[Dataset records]
◆ ◆ ◆ ◆ ◆ ◆ ◆
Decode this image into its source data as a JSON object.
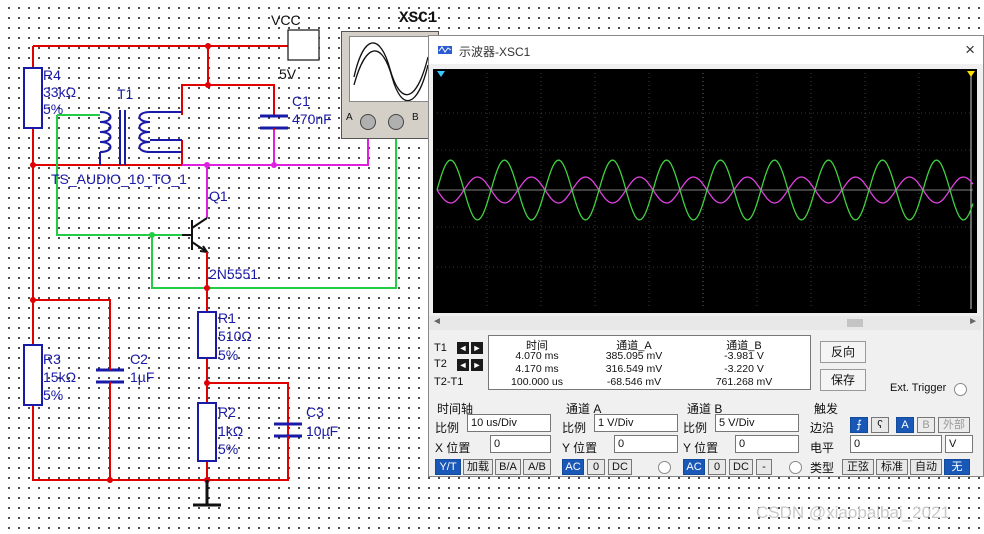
{
  "schematic": {
    "vcc_label": "VCC",
    "vcc_value": "5V",
    "r4": {
      "name": "R4",
      "value": "33kΩ",
      "tol": "5%"
    },
    "t1": {
      "name": "T1",
      "model": "TS_AUDIO_10_TO_1"
    },
    "c1": {
      "name": "C1",
      "value": "470nF"
    },
    "q1": {
      "name": "Q1",
      "model": "2N5551"
    },
    "r1": {
      "name": "R1",
      "value": "510Ω",
      "tol": "5%"
    },
    "r2": {
      "name": "R2",
      "value": "1kΩ",
      "tol": "5%"
    },
    "r3": {
      "name": "R3",
      "value": "15kΩ",
      "tol": "5%"
    },
    "c2": {
      "name": "C2",
      "value": "1µF"
    },
    "c3": {
      "name": "C3",
      "value": "10µF"
    },
    "scope_name": "XSC1",
    "port_a": "A",
    "port_b": "B",
    "colors": {
      "wire_red": "#e00000",
      "wire_green": "#22cc44",
      "wire_magenta": "#e020e0",
      "component": "#1a1aa8"
    }
  },
  "scope_window": {
    "title": "示波器-XSC1",
    "close": "×",
    "trace_colors": {
      "a": "#e040e0",
      "b": "#40d040"
    },
    "cursor_labels": {
      "t1": "T1",
      "t2": "T2",
      "diff": "T2-T1"
    },
    "measurement": {
      "headers": [
        "时间",
        "通道_A",
        "通道_B"
      ],
      "rows": [
        [
          "4.070 ms",
          "385.095 mV",
          "-3.981 V"
        ],
        [
          "4.170 ms",
          "316.549 mV",
          "-3.220 V"
        ],
        [
          "100.000 us",
          "-68.546 mV",
          "761.268 mV"
        ]
      ]
    },
    "reverse_button": "反向",
    "save_button": "保存",
    "ext_trigger": "Ext. Trigger",
    "timebase": {
      "title": "时间轴",
      "scale_label": "比例",
      "scale_value": "10 us/Div",
      "pos_label": "X 位置",
      "pos_value": "0",
      "modes": [
        "Y/T",
        "加载",
        "B/A",
        "A/B"
      ]
    },
    "channel_a": {
      "title": "通道 A",
      "scale_label": "比例",
      "scale_value": "1  V/Div",
      "pos_label": "Y 位置",
      "pos_value": "0",
      "coupling": [
        "AC",
        "0",
        "DC"
      ]
    },
    "channel_b": {
      "title": "通道 B",
      "scale_label": "比例",
      "scale_value": "5  V/Div",
      "pos_label": "Y 位置",
      "pos_value": "0",
      "coupling": [
        "AC",
        "0",
        "DC",
        "-"
      ]
    },
    "trigger": {
      "title": "触发",
      "edge_label": "边沿",
      "edge_buttons": [
        "A",
        "B",
        "外部"
      ],
      "level_label": "电平",
      "level_value": "0",
      "level_unit": "V",
      "type_label": "类型",
      "type_buttons": [
        "正弦",
        "标准",
        "自动",
        "无"
      ]
    }
  },
  "watermark": "CSDN @xiaobaibai_2021"
}
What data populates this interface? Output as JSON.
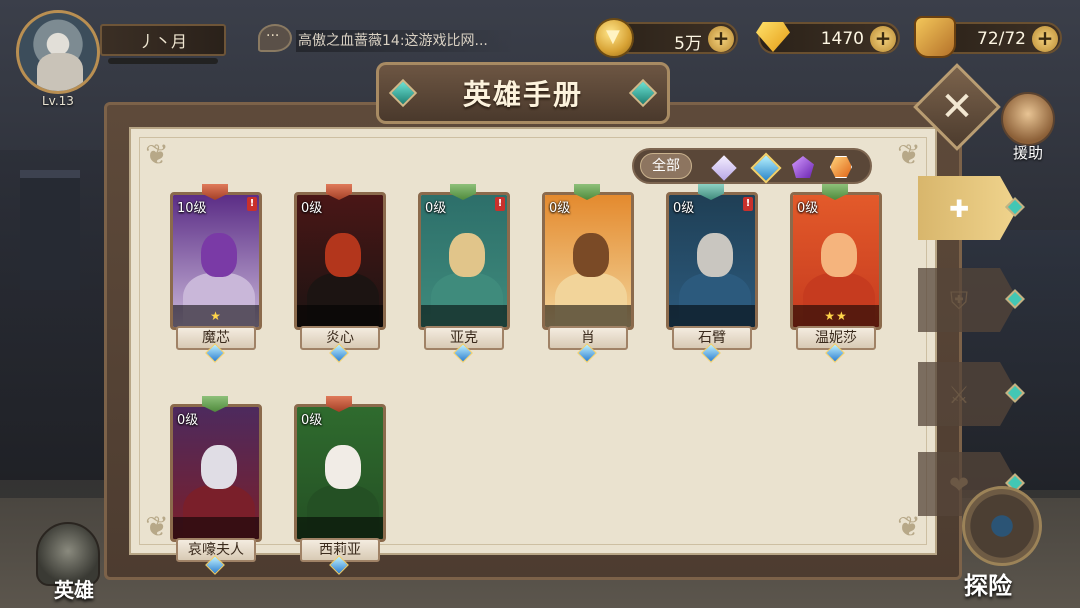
{
  "player": {
    "level": "Lv.13",
    "name": "丿丶月"
  },
  "chat": {
    "message": "高傲之血蔷薇14:这游戏比网..."
  },
  "resources": {
    "gold": "5万",
    "diamonds": "1470",
    "stamina": "72/72"
  },
  "panel": {
    "title": "英雄手册",
    "filter_all": "全部",
    "filters": [
      "light-gem-icon",
      "water-gem-icon",
      "dark-gem-icon",
      "fire-gem-icon"
    ]
  },
  "support": {
    "label": "援助"
  },
  "side_tabs": [
    "all-heroes-icon",
    "shield-icon",
    "sword-icon",
    "heart-icon"
  ],
  "heroes": [
    {
      "name": "魔芯",
      "level": "10级",
      "stars": "★",
      "badge": "red",
      "alert": true,
      "colors": [
        "#5b2d86",
        "#7a3aa6",
        "#c9b7d9"
      ]
    },
    {
      "name": "炎心",
      "level": "0级",
      "stars": "",
      "badge": "red",
      "alert": false,
      "colors": [
        "#4a1616",
        "#b3361c",
        "#1c1412"
      ]
    },
    {
      "name": "亚克",
      "level": "0级",
      "stars": "",
      "badge": "green",
      "alert": true,
      "colors": [
        "#2d6f6a",
        "#e1c58a",
        "#3f8b7c"
      ]
    },
    {
      "name": "肖",
      "level": "0级",
      "stars": "",
      "badge": "green",
      "alert": false,
      "colors": [
        "#e48a2e",
        "#7a4a26",
        "#f2d49a"
      ]
    },
    {
      "name": "石臂",
      "level": "0级",
      "stars": "",
      "badge": "teal",
      "alert": true,
      "colors": [
        "#1f3f55",
        "#c9c6c0",
        "#2c5a7d"
      ]
    },
    {
      "name": "温妮莎",
      "level": "0级",
      "stars": "★★",
      "badge": "green",
      "alert": false,
      "colors": [
        "#e35a2a",
        "#f5b47d",
        "#c63b1f"
      ]
    },
    {
      "name": "哀嚎夫人",
      "level": "0级",
      "stars": "",
      "badge": "green",
      "alert": false,
      "colors": [
        "#4d2a5e",
        "#e0dde5",
        "#7a1f2a"
      ]
    },
    {
      "name": "西莉亚",
      "level": "0级",
      "stars": "",
      "badge": "red",
      "alert": false,
      "colors": [
        "#2f6b2e",
        "#f1ece6",
        "#245024"
      ]
    }
  ],
  "bottom": {
    "heroes_label": "英雄",
    "explore_label": "探险"
  }
}
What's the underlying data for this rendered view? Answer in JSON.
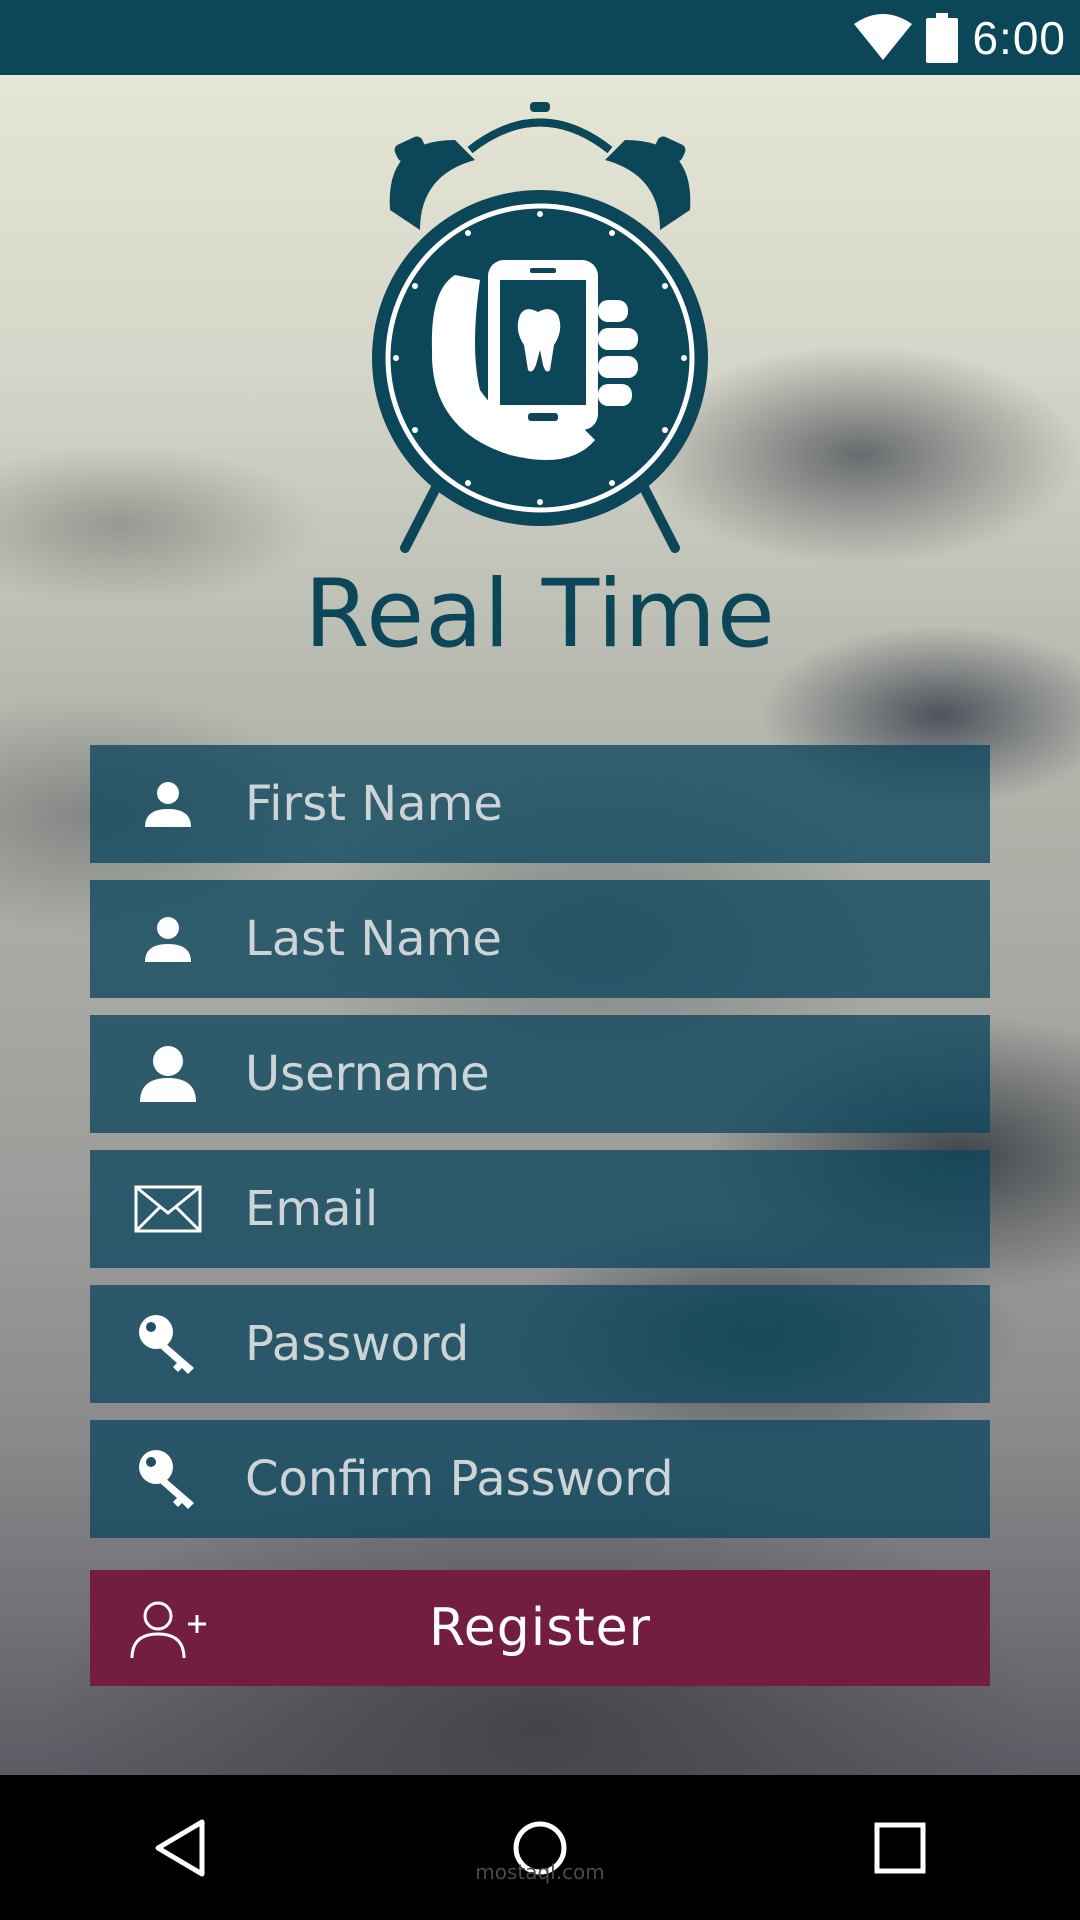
{
  "status_bar": {
    "time": "6:00",
    "icons": [
      "wifi-icon",
      "battery-icon"
    ]
  },
  "app": {
    "title": "Real Time"
  },
  "form": {
    "first_name": {
      "placeholder": "First Name",
      "icon": "person-icon"
    },
    "last_name": {
      "placeholder": "Last Name",
      "icon": "person-icon"
    },
    "username": {
      "placeholder": "Username",
      "icon": "person-icon"
    },
    "email": {
      "placeholder": "Email",
      "icon": "envelope-icon"
    },
    "password": {
      "placeholder": "Password",
      "icon": "key-icon"
    },
    "confirm_password": {
      "placeholder": "Confirm Password",
      "icon": "key-icon"
    }
  },
  "register": {
    "label": "Register",
    "icon": "add-user-icon"
  },
  "nav": {
    "buttons": [
      "back-icon",
      "home-icon",
      "recents-icon"
    ]
  },
  "watermark": {
    "text": "mostaql.com"
  },
  "colors": {
    "primary": "#0c4659",
    "field_bg": "#0d465d",
    "register_bg": "#731e40",
    "field_text": "#cdd4d6"
  }
}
◆ ◆ ◆ ◆ ◆ ◆ ◆
The listing above must be printed again exactly, minus its pictures.

Decode this image into its source data as a JSON object.
{
  "schematic": {
    "vcc_label": "VCC",
    "vcc_value": "5V",
    "r4": {
      "name": "R4",
      "value": "33kΩ",
      "tol": "5%"
    },
    "t1": {
      "name": "T1",
      "model": "TS_AUDIO_10_TO_1"
    },
    "c1": {
      "name": "C1",
      "value": "470nF"
    },
    "q1": {
      "name": "Q1",
      "model": "2N5551"
    },
    "r1": {
      "name": "R1",
      "value": "510Ω",
      "tol": "5%"
    },
    "r2": {
      "name": "R2",
      "value": "1kΩ",
      "tol": "5%"
    },
    "r3": {
      "name": "R3",
      "value": "15kΩ",
      "tol": "5%"
    },
    "c2": {
      "name": "C2",
      "value": "1µF"
    },
    "c3": {
      "name": "C3",
      "value": "10µF"
    },
    "scope_name": "XSC1",
    "port_a": "A",
    "port_b": "B",
    "colors": {
      "wire_red": "#e00000",
      "wire_green": "#22cc44",
      "wire_magenta": "#e020e0",
      "component": "#1a1aa8"
    }
  },
  "scope_window": {
    "title": "示波器-XSC1",
    "close": "×",
    "trace_colors": {
      "a": "#e040e0",
      "b": "#40d040"
    },
    "cursor_labels": {
      "t1": "T1",
      "t2": "T2",
      "diff": "T2-T1"
    },
    "measurement": {
      "headers": [
        "时间",
        "通道_A",
        "通道_B"
      ],
      "rows": [
        [
          "4.070 ms",
          "385.095 mV",
          "-3.981 V"
        ],
        [
          "4.170 ms",
          "316.549 mV",
          "-3.220 V"
        ],
        [
          "100.000 us",
          "-68.546 mV",
          "761.268 mV"
        ]
      ]
    },
    "reverse_button": "反向",
    "save_button": "保存",
    "ext_trigger": "Ext. Trigger",
    "timebase": {
      "title": "时间轴",
      "scale_label": "比例",
      "scale_value": "10 us/Div",
      "pos_label": "X 位置",
      "pos_value": "0",
      "modes": [
        "Y/T",
        "加载",
        "B/A",
        "A/B"
      ]
    },
    "channel_a": {
      "title": "通道 A",
      "scale_label": "比例",
      "scale_value": "1  V/Div",
      "pos_label": "Y 位置",
      "pos_value": "0",
      "coupling": [
        "AC",
        "0",
        "DC"
      ]
    },
    "channel_b": {
      "title": "通道 B",
      "scale_label": "比例",
      "scale_value": "5  V/Div",
      "pos_label": "Y 位置",
      "pos_value": "0",
      "coupling": [
        "AC",
        "0",
        "DC",
        "-"
      ]
    },
    "trigger": {
      "title": "触发",
      "edge_label": "边沿",
      "edge_buttons": [
        "A",
        "B",
        "外部"
      ],
      "level_label": "电平",
      "level_value": "0",
      "level_unit": "V",
      "type_label": "类型",
      "type_buttons": [
        "正弦",
        "标准",
        "自动",
        "无"
      ]
    }
  },
  "watermark": "CSDN @xiaobaibai_2021"
}
What data populates this interface? Output as JSON.
{
  "player": {
    "level": "Lv.13",
    "name": "丿丶月"
  },
  "chat": {
    "message": "高傲之血蔷薇14:这游戏比网..."
  },
  "resources": {
    "gold": "5万",
    "diamonds": "1470",
    "stamina": "72/72"
  },
  "panel": {
    "title": "英雄手册",
    "filter_all": "全部",
    "filters": [
      "light-gem-icon",
      "water-gem-icon",
      "dark-gem-icon",
      "fire-gem-icon"
    ]
  },
  "support": {
    "label": "援助"
  },
  "side_tabs": [
    "all-heroes-icon",
    "shield-icon",
    "sword-icon",
    "heart-icon"
  ],
  "heroes": [
    {
      "name": "魔芯",
      "level": "10级",
      "stars": "★",
      "badge": "red",
      "alert": true,
      "colors": [
        "#5b2d86",
        "#7a3aa6",
        "#c9b7d9"
      ]
    },
    {
      "name": "炎心",
      "level": "0级",
      "stars": "",
      "badge": "red",
      "alert": false,
      "colors": [
        "#4a1616",
        "#b3361c",
        "#1c1412"
      ]
    },
    {
      "name": "亚克",
      "level": "0级",
      "stars": "",
      "badge": "green",
      "alert": true,
      "colors": [
        "#2d6f6a",
        "#e1c58a",
        "#3f8b7c"
      ]
    },
    {
      "name": "肖",
      "level": "0级",
      "stars": "",
      "badge": "green",
      "alert": false,
      "colors": [
        "#e48a2e",
        "#7a4a26",
        "#f2d49a"
      ]
    },
    {
      "name": "石臂",
      "level": "0级",
      "stars": "",
      "badge": "teal",
      "alert": true,
      "colors": [
        "#1f3f55",
        "#c9c6c0",
        "#2c5a7d"
      ]
    },
    {
      "name": "温妮莎",
      "level": "0级",
      "stars": "★★",
      "badge": "green",
      "alert": false,
      "colors": [
        "#e35a2a",
        "#f5b47d",
        "#c63b1f"
      ]
    },
    {
      "name": "哀嚎夫人",
      "level": "0级",
      "stars": "",
      "badge": "green",
      "alert": false,
      "colors": [
        "#4d2a5e",
        "#e0dde5",
        "#7a1f2a"
      ]
    },
    {
      "name": "西莉亚",
      "level": "0级",
      "stars": "",
      "badge": "red",
      "alert": false,
      "colors": [
        "#2f6b2e",
        "#f1ece6",
        "#245024"
      ]
    }
  ],
  "bottom": {
    "heroes_label": "英雄",
    "explore_label": "探险"
  }
}
What's the underlying data for this rendered view? Answer in JSON.
{
  "status_bar": {
    "time": "6:00",
    "icons": [
      "wifi-icon",
      "battery-icon"
    ]
  },
  "app": {
    "title": "Real Time"
  },
  "form": {
    "first_name": {
      "placeholder": "First Name",
      "icon": "person-icon"
    },
    "last_name": {
      "placeholder": "Last Name",
      "icon": "person-icon"
    },
    "username": {
      "placeholder": "Username",
      "icon": "person-icon"
    },
    "email": {
      "placeholder": "Email",
      "icon": "envelope-icon"
    },
    "password": {
      "placeholder": "Password",
      "icon": "key-icon"
    },
    "confirm_password": {
      "placeholder": "Confirm Password",
      "icon": "key-icon"
    }
  },
  "register": {
    "label": "Register",
    "icon": "add-user-icon"
  },
  "nav": {
    "buttons": [
      "back-icon",
      "home-icon",
      "recents-icon"
    ]
  },
  "watermark": {
    "text": "mostaql.com"
  },
  "colors": {
    "primary": "#0c4659",
    "field_bg": "#0d465d",
    "register_bg": "#731e40",
    "field_text": "#cdd4d6"
  }
}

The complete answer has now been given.